[Collected data]
[Start]

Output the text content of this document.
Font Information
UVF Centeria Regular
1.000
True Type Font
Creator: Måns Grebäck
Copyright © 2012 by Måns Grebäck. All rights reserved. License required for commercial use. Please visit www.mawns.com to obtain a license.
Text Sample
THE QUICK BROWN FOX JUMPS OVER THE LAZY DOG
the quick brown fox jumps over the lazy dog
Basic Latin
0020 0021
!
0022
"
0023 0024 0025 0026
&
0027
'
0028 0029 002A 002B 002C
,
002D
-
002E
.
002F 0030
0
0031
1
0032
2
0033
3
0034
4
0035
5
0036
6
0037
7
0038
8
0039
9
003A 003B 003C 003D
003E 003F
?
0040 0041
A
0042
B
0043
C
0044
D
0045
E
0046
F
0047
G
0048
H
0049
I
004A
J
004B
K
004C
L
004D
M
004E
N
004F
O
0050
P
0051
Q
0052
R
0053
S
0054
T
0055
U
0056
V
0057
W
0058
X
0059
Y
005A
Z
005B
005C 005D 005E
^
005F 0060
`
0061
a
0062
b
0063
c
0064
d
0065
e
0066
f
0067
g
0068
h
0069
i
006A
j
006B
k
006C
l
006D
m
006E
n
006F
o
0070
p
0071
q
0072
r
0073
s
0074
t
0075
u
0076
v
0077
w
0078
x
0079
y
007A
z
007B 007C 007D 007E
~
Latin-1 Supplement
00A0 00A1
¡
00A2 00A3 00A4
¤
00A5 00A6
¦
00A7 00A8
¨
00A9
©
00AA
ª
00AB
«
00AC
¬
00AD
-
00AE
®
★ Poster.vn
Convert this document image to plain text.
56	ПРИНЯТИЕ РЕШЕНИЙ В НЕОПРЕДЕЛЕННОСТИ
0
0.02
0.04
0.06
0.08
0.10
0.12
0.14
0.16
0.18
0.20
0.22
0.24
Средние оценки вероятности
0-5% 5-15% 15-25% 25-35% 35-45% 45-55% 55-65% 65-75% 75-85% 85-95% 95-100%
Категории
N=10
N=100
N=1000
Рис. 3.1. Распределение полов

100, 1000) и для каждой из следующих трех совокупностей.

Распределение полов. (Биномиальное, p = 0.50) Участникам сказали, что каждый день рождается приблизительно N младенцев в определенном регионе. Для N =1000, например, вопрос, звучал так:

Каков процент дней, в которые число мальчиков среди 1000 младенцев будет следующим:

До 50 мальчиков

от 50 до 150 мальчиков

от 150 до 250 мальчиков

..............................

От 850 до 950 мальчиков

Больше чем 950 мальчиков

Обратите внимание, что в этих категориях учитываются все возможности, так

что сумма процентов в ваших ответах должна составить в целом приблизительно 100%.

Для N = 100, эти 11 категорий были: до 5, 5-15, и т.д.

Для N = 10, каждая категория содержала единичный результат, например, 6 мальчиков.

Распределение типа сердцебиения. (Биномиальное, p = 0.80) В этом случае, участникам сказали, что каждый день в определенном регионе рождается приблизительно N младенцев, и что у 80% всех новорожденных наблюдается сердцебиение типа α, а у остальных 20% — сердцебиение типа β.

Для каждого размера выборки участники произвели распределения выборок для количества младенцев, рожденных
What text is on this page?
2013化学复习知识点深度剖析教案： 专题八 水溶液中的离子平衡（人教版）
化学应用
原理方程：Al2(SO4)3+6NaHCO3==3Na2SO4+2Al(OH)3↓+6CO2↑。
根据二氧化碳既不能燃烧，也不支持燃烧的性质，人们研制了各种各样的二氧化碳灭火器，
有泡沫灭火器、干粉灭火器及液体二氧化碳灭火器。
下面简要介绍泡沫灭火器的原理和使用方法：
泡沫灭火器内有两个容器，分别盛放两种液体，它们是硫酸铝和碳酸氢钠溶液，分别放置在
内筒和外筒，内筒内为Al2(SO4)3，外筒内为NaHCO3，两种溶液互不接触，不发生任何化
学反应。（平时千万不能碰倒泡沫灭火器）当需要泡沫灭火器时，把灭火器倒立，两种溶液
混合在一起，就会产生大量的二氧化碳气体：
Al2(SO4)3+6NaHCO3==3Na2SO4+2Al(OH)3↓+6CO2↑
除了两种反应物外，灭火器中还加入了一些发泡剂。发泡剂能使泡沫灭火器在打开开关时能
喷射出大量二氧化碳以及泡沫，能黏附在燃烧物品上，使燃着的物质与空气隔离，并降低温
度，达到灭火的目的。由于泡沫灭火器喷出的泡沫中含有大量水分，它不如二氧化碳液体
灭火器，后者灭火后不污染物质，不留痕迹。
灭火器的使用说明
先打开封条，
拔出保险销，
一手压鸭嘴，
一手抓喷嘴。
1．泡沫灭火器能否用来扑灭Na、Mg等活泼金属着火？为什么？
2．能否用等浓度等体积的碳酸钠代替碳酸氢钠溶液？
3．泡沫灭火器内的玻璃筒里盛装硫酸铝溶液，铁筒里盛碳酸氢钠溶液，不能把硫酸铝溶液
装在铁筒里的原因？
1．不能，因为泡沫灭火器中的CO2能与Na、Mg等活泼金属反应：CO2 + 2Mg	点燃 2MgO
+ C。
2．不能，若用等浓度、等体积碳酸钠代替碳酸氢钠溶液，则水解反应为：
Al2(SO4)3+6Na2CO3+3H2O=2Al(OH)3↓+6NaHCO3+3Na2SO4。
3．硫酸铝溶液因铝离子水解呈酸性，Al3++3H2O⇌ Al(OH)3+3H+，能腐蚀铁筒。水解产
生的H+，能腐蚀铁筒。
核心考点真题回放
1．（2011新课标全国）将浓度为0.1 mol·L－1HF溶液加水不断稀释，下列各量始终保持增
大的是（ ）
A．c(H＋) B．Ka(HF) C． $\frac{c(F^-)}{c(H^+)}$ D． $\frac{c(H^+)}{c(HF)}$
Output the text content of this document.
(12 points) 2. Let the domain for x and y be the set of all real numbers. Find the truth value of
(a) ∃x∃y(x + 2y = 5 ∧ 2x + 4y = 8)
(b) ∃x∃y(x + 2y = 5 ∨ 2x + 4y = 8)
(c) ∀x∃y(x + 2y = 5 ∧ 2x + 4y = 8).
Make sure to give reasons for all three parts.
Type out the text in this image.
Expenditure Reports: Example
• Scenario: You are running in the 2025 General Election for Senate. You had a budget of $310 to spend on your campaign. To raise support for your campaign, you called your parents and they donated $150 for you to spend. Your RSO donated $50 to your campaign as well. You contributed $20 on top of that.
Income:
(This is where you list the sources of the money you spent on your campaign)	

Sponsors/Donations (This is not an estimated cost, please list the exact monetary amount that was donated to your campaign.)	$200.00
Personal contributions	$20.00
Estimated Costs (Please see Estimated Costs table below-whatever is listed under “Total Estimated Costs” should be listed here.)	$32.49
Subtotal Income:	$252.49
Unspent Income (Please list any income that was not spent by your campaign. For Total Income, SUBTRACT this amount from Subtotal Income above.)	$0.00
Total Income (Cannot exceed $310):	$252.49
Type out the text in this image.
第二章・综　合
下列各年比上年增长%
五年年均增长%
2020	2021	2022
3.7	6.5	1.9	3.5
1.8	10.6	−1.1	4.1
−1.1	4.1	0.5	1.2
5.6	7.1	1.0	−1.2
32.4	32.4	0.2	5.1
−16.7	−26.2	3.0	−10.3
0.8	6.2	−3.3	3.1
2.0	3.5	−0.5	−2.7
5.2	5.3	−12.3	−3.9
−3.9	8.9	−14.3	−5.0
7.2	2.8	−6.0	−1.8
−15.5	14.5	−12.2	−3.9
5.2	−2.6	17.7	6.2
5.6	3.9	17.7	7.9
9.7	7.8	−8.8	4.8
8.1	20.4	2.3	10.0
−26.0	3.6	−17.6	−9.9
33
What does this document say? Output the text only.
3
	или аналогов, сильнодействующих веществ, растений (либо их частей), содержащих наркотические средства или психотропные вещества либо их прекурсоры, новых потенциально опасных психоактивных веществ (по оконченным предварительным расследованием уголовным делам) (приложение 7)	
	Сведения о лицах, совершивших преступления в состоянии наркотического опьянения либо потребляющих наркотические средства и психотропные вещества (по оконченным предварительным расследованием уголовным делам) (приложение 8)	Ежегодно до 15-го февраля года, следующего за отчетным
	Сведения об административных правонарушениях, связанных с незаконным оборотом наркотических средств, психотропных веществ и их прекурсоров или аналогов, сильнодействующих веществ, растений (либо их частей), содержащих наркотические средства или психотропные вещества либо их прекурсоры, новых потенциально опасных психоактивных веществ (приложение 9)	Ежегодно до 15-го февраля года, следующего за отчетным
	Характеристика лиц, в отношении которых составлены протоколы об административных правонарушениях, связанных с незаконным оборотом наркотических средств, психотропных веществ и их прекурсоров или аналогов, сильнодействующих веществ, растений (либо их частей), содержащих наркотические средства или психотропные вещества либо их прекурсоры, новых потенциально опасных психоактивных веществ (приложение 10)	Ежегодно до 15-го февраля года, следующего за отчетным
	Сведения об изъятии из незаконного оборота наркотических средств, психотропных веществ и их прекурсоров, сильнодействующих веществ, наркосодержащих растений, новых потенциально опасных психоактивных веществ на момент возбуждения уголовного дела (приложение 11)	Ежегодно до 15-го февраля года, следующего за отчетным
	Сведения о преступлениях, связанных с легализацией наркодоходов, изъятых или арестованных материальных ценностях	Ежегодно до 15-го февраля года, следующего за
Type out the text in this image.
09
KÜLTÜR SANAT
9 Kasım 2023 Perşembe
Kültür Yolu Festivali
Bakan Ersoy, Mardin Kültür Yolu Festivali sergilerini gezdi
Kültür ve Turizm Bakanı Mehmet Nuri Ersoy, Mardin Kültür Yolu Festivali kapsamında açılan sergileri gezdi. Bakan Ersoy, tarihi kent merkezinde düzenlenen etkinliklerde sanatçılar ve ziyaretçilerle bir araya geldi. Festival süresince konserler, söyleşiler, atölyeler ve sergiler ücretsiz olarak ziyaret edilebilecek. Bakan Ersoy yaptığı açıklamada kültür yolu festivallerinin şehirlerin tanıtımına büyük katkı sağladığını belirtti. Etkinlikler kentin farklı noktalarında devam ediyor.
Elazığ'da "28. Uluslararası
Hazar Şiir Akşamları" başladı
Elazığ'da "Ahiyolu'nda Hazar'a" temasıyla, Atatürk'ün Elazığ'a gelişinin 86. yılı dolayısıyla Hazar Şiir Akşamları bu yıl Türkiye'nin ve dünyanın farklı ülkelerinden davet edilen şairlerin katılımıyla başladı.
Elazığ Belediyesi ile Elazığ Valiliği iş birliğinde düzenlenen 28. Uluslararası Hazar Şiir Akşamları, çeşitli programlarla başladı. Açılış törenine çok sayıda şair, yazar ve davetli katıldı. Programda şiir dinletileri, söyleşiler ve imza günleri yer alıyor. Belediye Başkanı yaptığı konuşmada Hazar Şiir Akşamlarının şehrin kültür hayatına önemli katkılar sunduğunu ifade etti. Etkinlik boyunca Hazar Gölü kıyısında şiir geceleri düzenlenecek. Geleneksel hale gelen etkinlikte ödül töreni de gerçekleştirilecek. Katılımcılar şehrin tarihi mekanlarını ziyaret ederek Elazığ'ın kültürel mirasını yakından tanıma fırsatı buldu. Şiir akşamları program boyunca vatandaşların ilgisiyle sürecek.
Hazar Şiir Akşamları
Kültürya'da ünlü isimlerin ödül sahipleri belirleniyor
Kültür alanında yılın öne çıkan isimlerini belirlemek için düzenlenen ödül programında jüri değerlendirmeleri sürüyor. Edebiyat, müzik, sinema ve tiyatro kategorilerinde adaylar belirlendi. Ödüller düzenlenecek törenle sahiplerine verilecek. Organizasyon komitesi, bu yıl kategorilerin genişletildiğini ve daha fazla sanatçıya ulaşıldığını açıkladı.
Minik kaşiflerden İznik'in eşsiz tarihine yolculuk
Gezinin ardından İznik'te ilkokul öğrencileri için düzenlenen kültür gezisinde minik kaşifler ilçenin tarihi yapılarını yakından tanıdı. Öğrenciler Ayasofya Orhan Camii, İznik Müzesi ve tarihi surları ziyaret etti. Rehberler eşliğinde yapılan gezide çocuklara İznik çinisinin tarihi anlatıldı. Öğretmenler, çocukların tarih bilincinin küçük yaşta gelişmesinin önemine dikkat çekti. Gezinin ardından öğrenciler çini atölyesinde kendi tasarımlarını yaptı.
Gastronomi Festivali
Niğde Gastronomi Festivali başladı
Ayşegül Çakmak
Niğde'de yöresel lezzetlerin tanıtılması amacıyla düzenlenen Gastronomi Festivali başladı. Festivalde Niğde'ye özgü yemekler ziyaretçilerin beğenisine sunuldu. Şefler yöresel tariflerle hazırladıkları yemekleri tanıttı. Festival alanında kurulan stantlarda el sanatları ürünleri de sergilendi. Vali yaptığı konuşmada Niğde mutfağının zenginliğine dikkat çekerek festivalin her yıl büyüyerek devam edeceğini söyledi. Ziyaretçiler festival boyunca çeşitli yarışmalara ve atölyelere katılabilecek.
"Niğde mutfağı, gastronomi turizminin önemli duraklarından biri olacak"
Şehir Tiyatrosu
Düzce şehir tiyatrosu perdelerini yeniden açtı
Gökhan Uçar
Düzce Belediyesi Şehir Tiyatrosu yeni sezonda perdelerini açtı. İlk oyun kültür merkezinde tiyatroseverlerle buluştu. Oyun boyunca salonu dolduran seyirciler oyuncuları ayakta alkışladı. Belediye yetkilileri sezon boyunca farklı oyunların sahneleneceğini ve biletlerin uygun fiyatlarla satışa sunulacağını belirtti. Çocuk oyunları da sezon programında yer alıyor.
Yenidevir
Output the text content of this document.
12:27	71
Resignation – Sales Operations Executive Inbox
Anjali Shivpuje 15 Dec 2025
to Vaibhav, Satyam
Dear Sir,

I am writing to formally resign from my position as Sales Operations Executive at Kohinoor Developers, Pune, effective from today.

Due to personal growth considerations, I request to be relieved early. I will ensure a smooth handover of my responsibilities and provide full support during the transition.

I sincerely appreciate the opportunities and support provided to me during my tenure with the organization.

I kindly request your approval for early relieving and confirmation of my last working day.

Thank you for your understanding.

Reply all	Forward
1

[End]

EXERCISE: Set out every line from the material that contains the string "полов".

CORRECT RESPONSE:
Рис. 3.1. Распределение полов
Распределение полов. (Биномиальное, p = 0.50) Участникам сказали, что каждый день рождается приблизительно N младенцев в определенном регионе. Для N =1000, например, вопрос, звучал так:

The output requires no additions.